[Items from an interface collection]
^^^^^^^^

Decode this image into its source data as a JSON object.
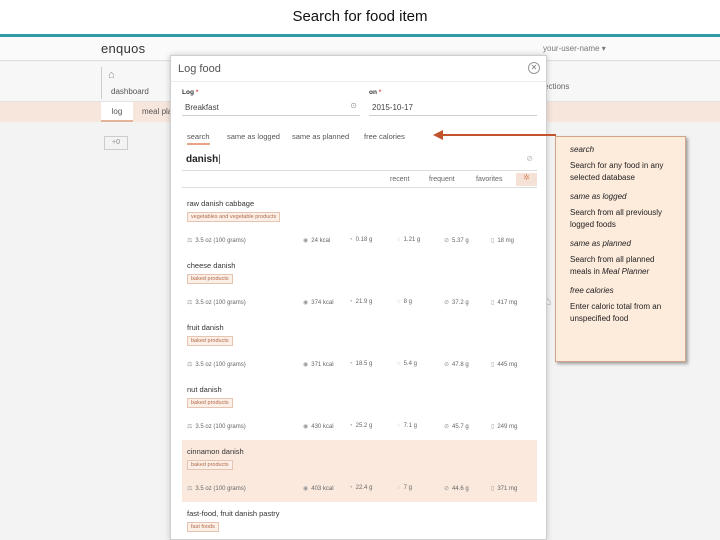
{
  "slide_title": "Search for food item",
  "app": {
    "logo": "enquos",
    "user": "your-user-name ▾",
    "nav_dashboard": "dashboard",
    "nav_sections": "sections",
    "subtab_log": "log",
    "subtab_meal": "meal plan",
    "small_button": "+0"
  },
  "modal": {
    "title": "Log food",
    "log_label": "Log",
    "log_value": "Breakfast",
    "on_label": "on",
    "on_value": "2015-10-17",
    "required_mark": "*",
    "tabs": [
      "search",
      "same as logged",
      "same as planned",
      "free calories"
    ],
    "search_value": "danish",
    "filters": [
      "recent",
      "frequent",
      "favorites"
    ],
    "items": [
      {
        "name": "raw danish cabbage",
        "category": "vegetables and vegetable products",
        "serving": "3.5 oz (100 grams)",
        "kcal": "24 kcal",
        "fat": "0.18 g",
        "protein": "1.21 g",
        "carbs": "5.37 g",
        "sodium": "18 mg"
      },
      {
        "name": "cheese danish",
        "category": "baked products",
        "serving": "3.5 oz (100 grams)",
        "kcal": "374 kcal",
        "fat": "21.9 g",
        "protein": "8 g",
        "carbs": "37.2 g",
        "sodium": "417 mg"
      },
      {
        "name": "fruit danish",
        "category": "baked products",
        "serving": "3.5 oz (100 grams)",
        "kcal": "371 kcal",
        "fat": "18.5 g",
        "protein": "5.4 g",
        "carbs": "47.8 g",
        "sodium": "445 mg"
      },
      {
        "name": "nut danish",
        "category": "baked products",
        "serving": "3.5 oz (100 grams)",
        "kcal": "430 kcal",
        "fat": "25.2 g",
        "protein": "7.1 g",
        "carbs": "45.7 g",
        "sodium": "249 mg"
      },
      {
        "name": "cinnamon danish",
        "category": "baked products",
        "serving": "3.5 oz (100 grams)",
        "kcal": "403 kcal",
        "fat": "22.4 g",
        "protein": "7 g",
        "carbs": "44.6 g",
        "sodium": "371 mg"
      },
      {
        "name": "fast-food, fruit danish pastry",
        "category": "fast foods"
      }
    ]
  },
  "callout": {
    "search_head": "search",
    "search_text": "Search for any food in any selected database",
    "logged_head": "same as logged",
    "logged_text": "Search from all previously logged foods",
    "planned_head": "same as planned",
    "planned_text_a": "Search from all planned meals in ",
    "planned_text_b": "Meal Planner",
    "free_head": "free calories",
    "free_text": "Enter caloric total from an unspecified food"
  },
  "colors": {
    "accent": "#e7a585",
    "arrow": "#c1542d",
    "callout_bg": "#fdebdc",
    "highlight_row": "#fbe9de",
    "header_bar": "#2f9ca8"
  }
}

^^^^^^^^

▶ Task prompt:
The answer must be a single number: how many lines of the records contain the string "kcal".

▶ Final answer:
5